*STATED PROBLEM*
Copy all entries without alteration and skip the pictures they hold.

*EXERCISE DATA*

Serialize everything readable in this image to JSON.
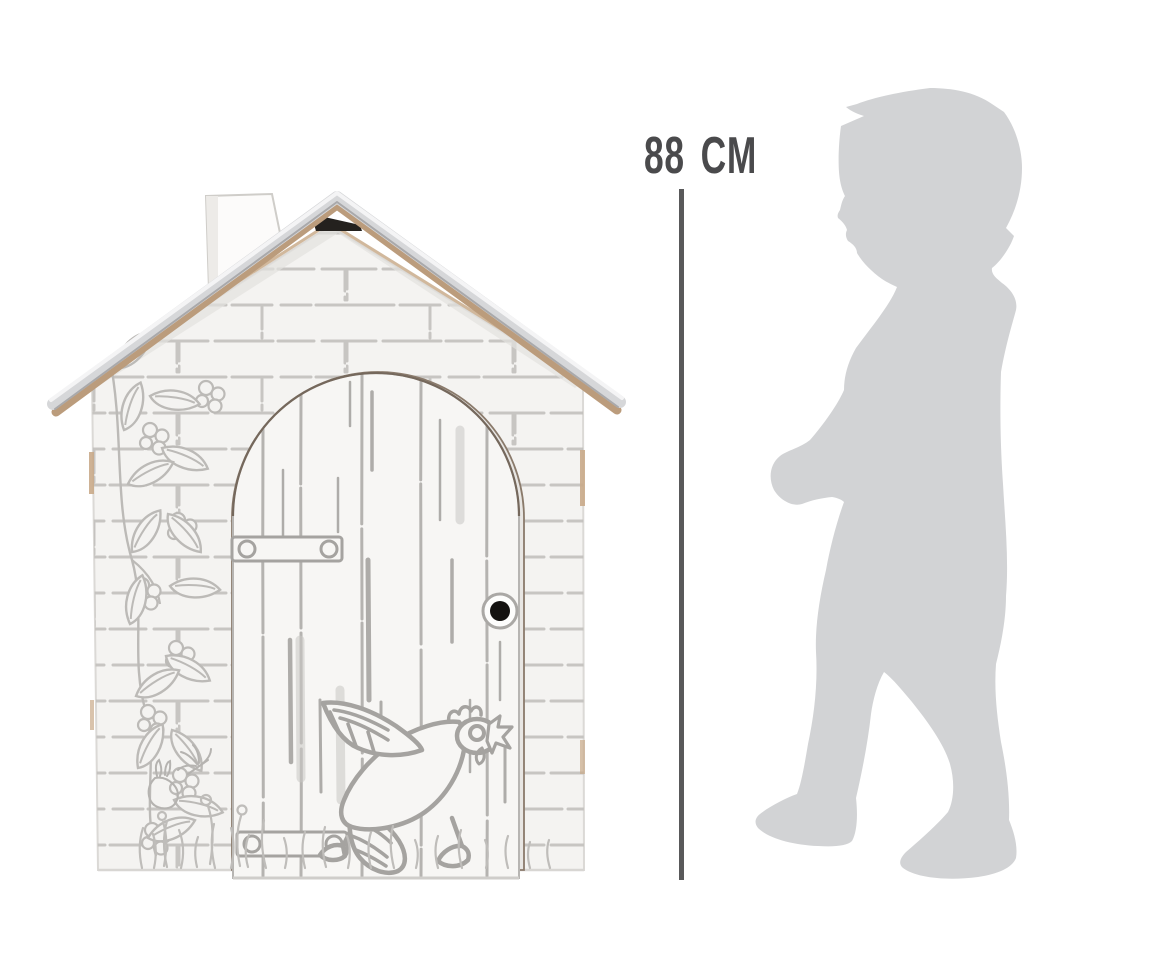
{
  "page": {
    "width": 1167,
    "height": 965,
    "background": "#ffffff"
  },
  "measurement": {
    "label": "88 cm",
    "text_color": "#4a4a4c",
    "line_color": "#59595a"
  },
  "playhouse": {
    "kind": "cardboard-playhouse-line-art",
    "paper_color": "#f4f3f1",
    "line_art_color": "#bcbab7",
    "roof_top_color": "#d6d7d9",
    "roof_edge_color": "#bb9c7c",
    "ridge_gap_color": "#24211e",
    "door_knob_color": "#141210",
    "motifs": [
      "brick-wall-print",
      "arched-plank-door",
      "hen-illustration",
      "climbing-vine",
      "grass-and-flowers",
      "rabbit-doodle",
      "dragonfly-doodle",
      "chimney"
    ]
  },
  "silhouette": {
    "kind": "toddler-child-profile",
    "fill_color": "#d2d3d5"
  }
}
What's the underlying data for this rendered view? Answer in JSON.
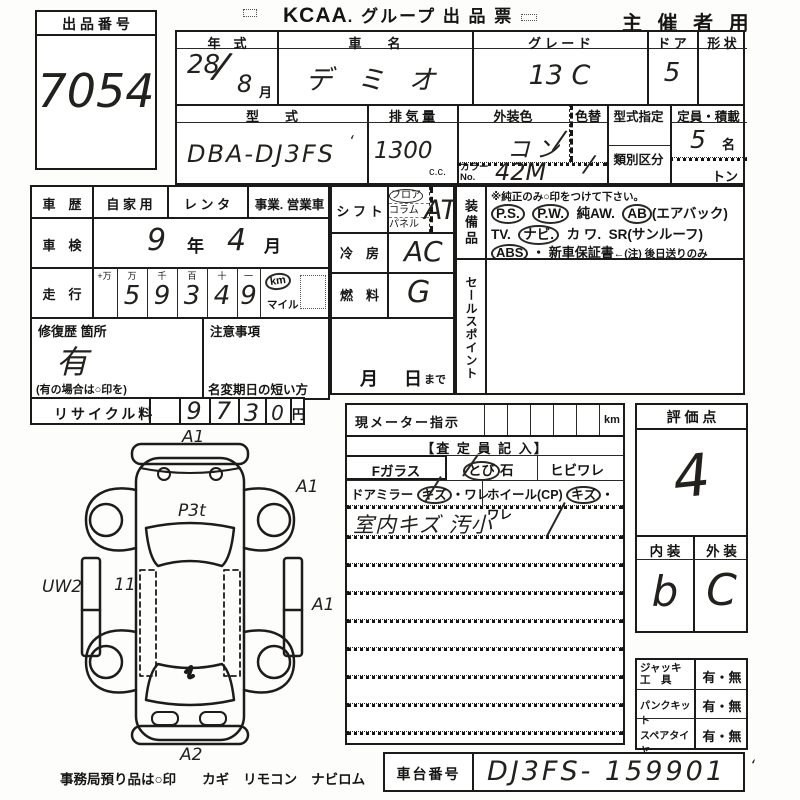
{
  "header": {
    "lot_label": "出 品 番 号",
    "lot_number": "7054",
    "brand": "KCAA",
    "title": ". グループ  出 品 票",
    "audience": "主 催 者 用"
  },
  "spec": {
    "year_label": "年　式",
    "year_value": "28",
    "year_slash": "/",
    "year_month": "8",
    "month_suffix": "月",
    "name_label": "車　　名",
    "name_value": "デ ミ オ",
    "grade_label": "グ レ ー ド",
    "grade_value": "13 C",
    "door_label": "ド ア",
    "door_value": "5",
    "shape_label": "形 状",
    "model_label": "型　　式",
    "model_value": "DBA-DJ3FS",
    "model_tick": "‘",
    "disp_label": "排 気 量",
    "disp_value": "1300",
    "disp_unit": "c.c.",
    "extcolor_label": "外装色",
    "extcolor_value": "コン",
    "extcolor_slash": "/",
    "colorchg_label": "色替",
    "colorchg_value": "/",
    "colorno_label": "カラーNo.",
    "colorno_value": "42M",
    "typedesig_label": "型式指定",
    "class_label": "類別区分",
    "capacity_label": "定員・積載",
    "capacity_value": "5",
    "capacity_unit": "名",
    "ton_unit": "トン"
  },
  "history": {
    "label": "車　歴",
    "opt_private": "自 家 用",
    "opt_rental": "レ ン タ",
    "opt_business": "事業. 営業車",
    "inspection_label": "車　検",
    "inspection_year": "9",
    "inspection_year_unit": "年",
    "inspection_month": "4",
    "inspection_month_unit": "月"
  },
  "mileage": {
    "label": "走　行",
    "col_headers": [
      "+万",
      "万",
      "千",
      "百",
      "十",
      "一"
    ],
    "digits": [
      "",
      "5",
      "9",
      "3",
      "4",
      "9"
    ],
    "unit_km": "km",
    "unit_mile": "マイル"
  },
  "repair": {
    "label": "修復歴 箇所",
    "value": "有",
    "note": "(有の場合は○印を)"
  },
  "caution": {
    "label": "注意事項",
    "name_change_label": "名変期日の短い方",
    "month_unit": "月",
    "day_unit": "日",
    "made_suffix": "まで"
  },
  "shift": {
    "label": "シ フ ト",
    "opt_floor": "フロア",
    "opt_column": "コラム",
    "opt_panel": "パネル",
    "value": "AT"
  },
  "cooling": {
    "label": "冷　房",
    "value": "AC"
  },
  "fuel": {
    "label": "燃　料",
    "value": "G"
  },
  "equipment": {
    "label": "装備品",
    "note": "※純正のみ○印をつけて下さい。",
    "ps": "P.S.",
    "pw": "P.W.",
    "aw": "純AW.",
    "ab": "AB",
    "ab_paren": "(エアバック)",
    "tv": "TV.",
    "navi": "ナビ.",
    "kawa": "カ ワ.",
    "sr": "SR(サンルーフ)",
    "abs": "ABS",
    "dot": "・",
    "warranty_main": "新車保証書",
    "warranty_note": "←(注) 後日送りのみ"
  },
  "sales_point": {
    "label": "セールスポイント"
  },
  "recycle": {
    "label": "リサイクル料",
    "digits": [
      "9",
      "7",
      "3",
      "0"
    ],
    "unit": "円"
  },
  "diagram": {
    "ann_front": "A1",
    "ann_front_right": "A1",
    "ann_hood": "P3t",
    "ann_left": "UW2",
    "ann_door": "11",
    "ann_right": "A1",
    "ann_rear": "A2"
  },
  "meter": {
    "label": "現メーター指示",
    "unit": "km"
  },
  "assessor": {
    "title": "【査 定 員 記 入】",
    "fglass_label": "Fガラス",
    "fglass_tobi": "とび",
    "fglass_ishi": "石",
    "fglass_opt2": "ヒビワレ",
    "mirror_label": "ドアミラー",
    "mirror_kizu": "キズ",
    "mirror_ware": "・ワレ",
    "wheel_label": "ホイール(CP)",
    "wheel_kizu": "キズ",
    "wheel_ware": "・ワレ",
    "note": "室内キズ 汚小"
  },
  "score": {
    "label": "評 価 点",
    "value": "4"
  },
  "grades": {
    "interior_label": "内 装",
    "exterior_label": "外 装",
    "interior_value": "b",
    "exterior_value": "C"
  },
  "accessories": {
    "jack_label1": "ジャッキ",
    "jack_label2": "工　具",
    "jack_value": "有・無",
    "puncture_label": "パンクキット",
    "puncture_value": "有・無",
    "spare_label": "スペアタイヤ",
    "spare_value": "有・無"
  },
  "chassis": {
    "label": "車台番号",
    "value": "DJ3FS- 159901",
    "tick": "‘"
  },
  "footer": {
    "note": "事務局預り品は○印",
    "item_key": "カギ",
    "item_remote": "リモコン",
    "item_navirom": "ナビロム"
  }
}
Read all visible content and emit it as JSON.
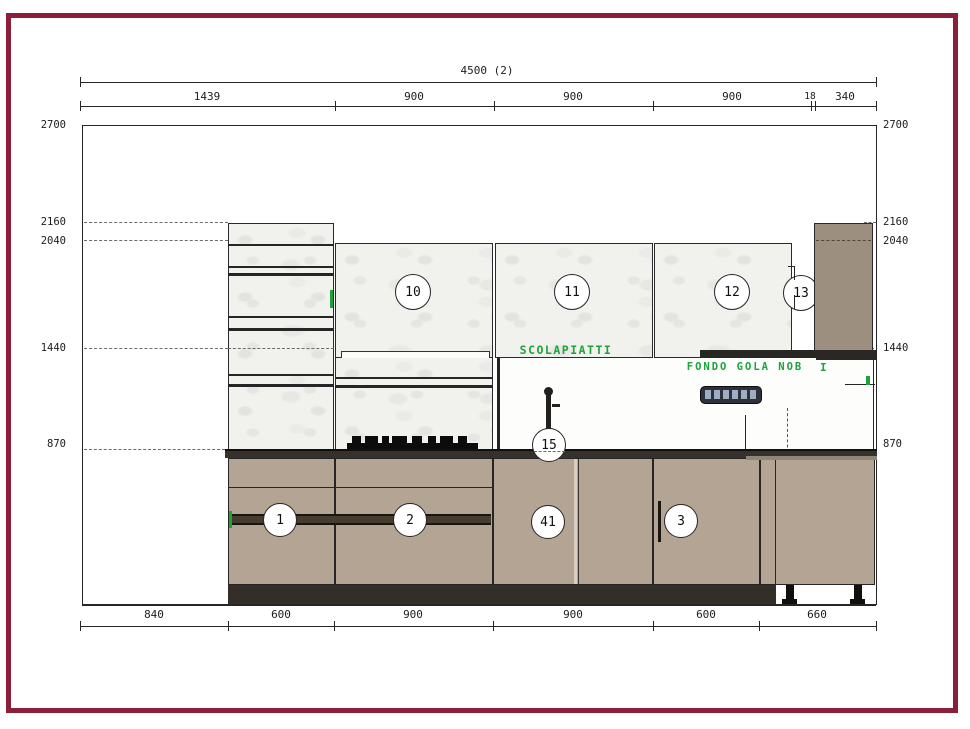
{
  "drawing": {
    "title_dim": "4500 (2)",
    "top_dims": [
      "1439",
      "900",
      "900",
      "900",
      "18",
      "340"
    ],
    "bottom_dims": [
      "840",
      "600",
      "900",
      "900",
      "600",
      "660"
    ],
    "left_heights": [
      "2700",
      "2160",
      "2040",
      "1440",
      "870"
    ],
    "right_heights": [
      "2700",
      "2160",
      "2040",
      "1440",
      "870"
    ],
    "badges": {
      "b10": "10",
      "b11": "11",
      "b12": "12",
      "b13": "13",
      "b1": "1",
      "b2": "2",
      "b41": "41",
      "b3": "3",
      "b15": "15"
    },
    "notes": {
      "scolapiatti": "SCOLAPIATTI",
      "fondo_gola": "FONDO GOLA NOB",
      "fondo_gola_mark": "I"
    },
    "colors": {
      "frame": "#8b1f3a",
      "cabinet_taupe": "#b3a493",
      "tall_cabinet": "#9c8f7f",
      "countertop": "#36312b",
      "toe_kick": "#332e27",
      "note_green": "#1da33c",
      "marble": "#f1f1ee"
    }
  }
}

*EXERCISE RESPONSE*
Serialize everything readable in this image to JSON.
{
  "page": {
    "width": 1167,
    "height": 965,
    "background": "#ffffff"
  },
  "measurement": {
    "label": "88 cm",
    "text_color": "#4a4a4c",
    "line_color": "#59595a"
  },
  "playhouse": {
    "kind": "cardboard-playhouse-line-art",
    "paper_color": "#f4f3f1",
    "line_art_color": "#bcbab7",
    "roof_top_color": "#d6d7d9",
    "roof_edge_color": "#bb9c7c",
    "ridge_gap_color": "#24211e",
    "door_knob_color": "#141210",
    "motifs": [
      "brick-wall-print",
      "arched-plank-door",
      "hen-illustration",
      "climbing-vine",
      "grass-and-flowers",
      "rabbit-doodle",
      "dragonfly-doodle",
      "chimney"
    ]
  },
  "silhouette": {
    "kind": "toddler-child-profile",
    "fill_color": "#d2d3d5"
  }
}
What's the underlying data for this rendered view? Answer in JSON.
{
  "header": {
    "lot_label": "出 品 番 号",
    "lot_number": "7054",
    "brand": "KCAA",
    "title": ". グループ  出 品 票",
    "audience": "主 催 者 用"
  },
  "spec": {
    "year_label": "年　式",
    "year_value": "28",
    "year_slash": "/",
    "year_month": "8",
    "month_suffix": "月",
    "name_label": "車　　名",
    "name_value": "デ ミ オ",
    "grade_label": "グ レ ー ド",
    "grade_value": "13 C",
    "door_label": "ド ア",
    "door_value": "5",
    "shape_label": "形 状",
    "model_label": "型　　式",
    "model_value": "DBA-DJ3FS",
    "model_tick": "‘",
    "disp_label": "排 気 量",
    "disp_value": "1300",
    "disp_unit": "c.c.",
    "extcolor_label": "外装色",
    "extcolor_value": "コン",
    "extcolor_slash": "/",
    "colorchg_label": "色替",
    "colorchg_value": "/",
    "colorno_label": "カラーNo.",
    "colorno_value": "42M",
    "typedesig_label": "型式指定",
    "class_label": "類別区分",
    "capacity_label": "定員・積載",
    "capacity_value": "5",
    "capacity_unit": "名",
    "ton_unit": "トン"
  },
  "history": {
    "label": "車　歴",
    "opt_private": "自 家 用",
    "opt_rental": "レ ン タ",
    "opt_business": "事業. 営業車",
    "inspection_label": "車　検",
    "inspection_year": "9",
    "inspection_year_unit": "年",
    "inspection_month": "4",
    "inspection_month_unit": "月"
  },
  "mileage": {
    "label": "走　行",
    "col_headers": [
      "+万",
      "万",
      "千",
      "百",
      "十",
      "一"
    ],
    "digits": [
      "",
      "5",
      "9",
      "3",
      "4",
      "9"
    ],
    "unit_km": "km",
    "unit_mile": "マイル"
  },
  "repair": {
    "label": "修復歴 箇所",
    "value": "有",
    "note": "(有の場合は○印を)"
  },
  "caution": {
    "label": "注意事項",
    "name_change_label": "名変期日の短い方",
    "month_unit": "月",
    "day_unit": "日",
    "made_suffix": "まで"
  },
  "shift": {
    "label": "シ フ ト",
    "opt_floor": "フロア",
    "opt_column": "コラム",
    "opt_panel": "パネル",
    "value": "AT"
  },
  "cooling": {
    "label": "冷　房",
    "value": "AC"
  },
  "fuel": {
    "label": "燃　料",
    "value": "G"
  },
  "equipment": {
    "label": "装備品",
    "note": "※純正のみ○印をつけて下さい。",
    "ps": "P.S.",
    "pw": "P.W.",
    "aw": "純AW.",
    "ab": "AB",
    "ab_paren": "(エアバック)",
    "tv": "TV.",
    "navi": "ナビ.",
    "kawa": "カ ワ.",
    "sr": "SR(サンルーフ)",
    "abs": "ABS",
    "dot": "・",
    "warranty_main": "新車保証書",
    "warranty_note": "←(注) 後日送りのみ"
  },
  "sales_point": {
    "label": "セールスポイント"
  },
  "recycle": {
    "label": "リサイクル料",
    "digits": [
      "9",
      "7",
      "3",
      "0"
    ],
    "unit": "円"
  },
  "diagram": {
    "ann_front": "A1",
    "ann_front_right": "A1",
    "ann_hood": "P3t",
    "ann_left": "UW2",
    "ann_door": "11",
    "ann_right": "A1",
    "ann_rear": "A2"
  },
  "meter": {
    "label": "現メーター指示",
    "unit": "km"
  },
  "assessor": {
    "title": "【査 定 員 記 入】",
    "fglass_label": "Fガラス",
    "fglass_tobi": "とび",
    "fglass_ishi": "石",
    "fglass_opt2": "ヒビワレ",
    "mirror_label": "ドアミラー",
    "mirror_kizu": "キズ",
    "mirror_ware": "・ワレ",
    "wheel_label": "ホイール(CP)",
    "wheel_kizu": "キズ",
    "wheel_ware": "・ワレ",
    "note": "室内キズ 汚小"
  },
  "score": {
    "label": "評 価 点",
    "value": "4"
  },
  "grades": {
    "interior_label": "内 装",
    "exterior_label": "外 装",
    "interior_value": "b",
    "exterior_value": "C"
  },
  "accessories": {
    "jack_label1": "ジャッキ",
    "jack_label2": "工　具",
    "jack_value": "有・無",
    "puncture_label": "パンクキット",
    "puncture_value": "有・無",
    "spare_label": "スペアタイヤ",
    "spare_value": "有・無"
  },
  "chassis": {
    "label": "車台番号",
    "value": "DJ3FS- 159901",
    "tick": "‘"
  },
  "footer": {
    "note": "事務局預り品は○印",
    "item_key": "カギ",
    "item_remote": "リモコン",
    "item_navirom": "ナビロム"
  }
}
Read all visible content and emit it as JSON.
{
  "drawing": {
    "title_dim": "4500 (2)",
    "top_dims": [
      "1439",
      "900",
      "900",
      "900",
      "18",
      "340"
    ],
    "bottom_dims": [
      "840",
      "600",
      "900",
      "900",
      "600",
      "660"
    ],
    "left_heights": [
      "2700",
      "2160",
      "2040",
      "1440",
      "870"
    ],
    "right_heights": [
      "2700",
      "2160",
      "2040",
      "1440",
      "870"
    ],
    "badges": {
      "b10": "10",
      "b11": "11",
      "b12": "12",
      "b13": "13",
      "b1": "1",
      "b2": "2",
      "b41": "41",
      "b3": "3",
      "b15": "15"
    },
    "notes": {
      "scolapiatti": "SCOLAPIATTI",
      "fondo_gola": "FONDO GOLA NOB",
      "fondo_gola_mark": "I"
    },
    "colors": {
      "frame": "#8b1f3a",
      "cabinet_taupe": "#b3a493",
      "tall_cabinet": "#9c8f7f",
      "countertop": "#36312b",
      "toe_kick": "#332e27",
      "note_green": "#1da33c",
      "marble": "#f1f1ee"
    }
  }
}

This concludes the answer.